WHAT IS BEING ASKED -
Write out each record again exactly as it stands.

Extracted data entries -
START

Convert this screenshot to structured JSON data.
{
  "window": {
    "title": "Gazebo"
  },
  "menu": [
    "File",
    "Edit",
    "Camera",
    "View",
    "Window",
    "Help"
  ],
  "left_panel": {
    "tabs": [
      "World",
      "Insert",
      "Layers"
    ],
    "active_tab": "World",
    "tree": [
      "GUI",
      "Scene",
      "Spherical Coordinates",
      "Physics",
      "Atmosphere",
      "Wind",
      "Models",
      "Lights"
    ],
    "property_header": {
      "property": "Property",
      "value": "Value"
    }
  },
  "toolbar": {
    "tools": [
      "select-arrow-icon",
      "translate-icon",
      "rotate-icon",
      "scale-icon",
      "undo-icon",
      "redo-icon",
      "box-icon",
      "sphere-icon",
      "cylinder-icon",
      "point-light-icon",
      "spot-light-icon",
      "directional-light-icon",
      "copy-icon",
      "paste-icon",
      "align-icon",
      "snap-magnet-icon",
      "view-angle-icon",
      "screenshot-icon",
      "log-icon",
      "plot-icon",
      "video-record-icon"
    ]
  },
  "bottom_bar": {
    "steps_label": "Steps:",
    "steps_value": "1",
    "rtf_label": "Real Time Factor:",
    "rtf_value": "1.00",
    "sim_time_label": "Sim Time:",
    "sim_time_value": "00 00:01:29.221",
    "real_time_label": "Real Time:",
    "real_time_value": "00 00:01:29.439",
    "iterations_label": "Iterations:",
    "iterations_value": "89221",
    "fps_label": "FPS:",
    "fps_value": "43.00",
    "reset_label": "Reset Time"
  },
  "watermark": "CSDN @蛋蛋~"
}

END

WRITTEN RESPONSE -
Convert this screenshot to structured JSON data.
{
  "window": {
    "title": "Gazebo"
  },
  "menu": [
    "File",
    "Edit",
    "Camera",
    "View",
    "Window",
    "Help"
  ],
  "left_panel": {
    "tabs": [
      "World",
      "Insert",
      "Layers"
    ],
    "active_tab": "World",
    "tree": [
      "GUI",
      "Scene",
      "Spherical Coordinates",
      "Physics",
      "Atmosphere",
      "Wind",
      "Models",
      "Lights"
    ],
    "property_header": {
      "property": "Property",
      "value": "Value"
    }
  },
  "toolbar": {
    "tools": [
      "select-arrow-icon",
      "translate-icon",
      "rotate-icon",
      "scale-icon",
      "undo-icon",
      "redo-icon",
      "box-icon",
      "sphere-icon",
      "cylinder-icon",
      "point-light-icon",
      "spot-light-icon",
      "directional-light-icon",
      "copy-icon",
      "paste-icon",
      "align-icon",
      "snap-magnet-icon",
      "view-angle-icon",
      "screenshot-icon",
      "log-icon",
      "plot-icon",
      "video-record-icon"
    ]
  },
  "bottom_bar": {
    "steps_label": "Steps:",
    "steps_value": "1",
    "rtf_label": "Real Time Factor:",
    "rtf_value": "1.00",
    "sim_time_label": "Sim Time:",
    "sim_time_value": "00 00:01:29.221",
    "real_time_label": "Real Time:",
    "real_time_value": "00 00:01:29.439",
    "iterations_label": "Iterations:",
    "iterations_value": "89221",
    "fps_label": "FPS:",
    "fps_value": "43.00",
    "reset_label": "Reset Time"
  },
  "watermark": "CSDN @蛋蛋~"
}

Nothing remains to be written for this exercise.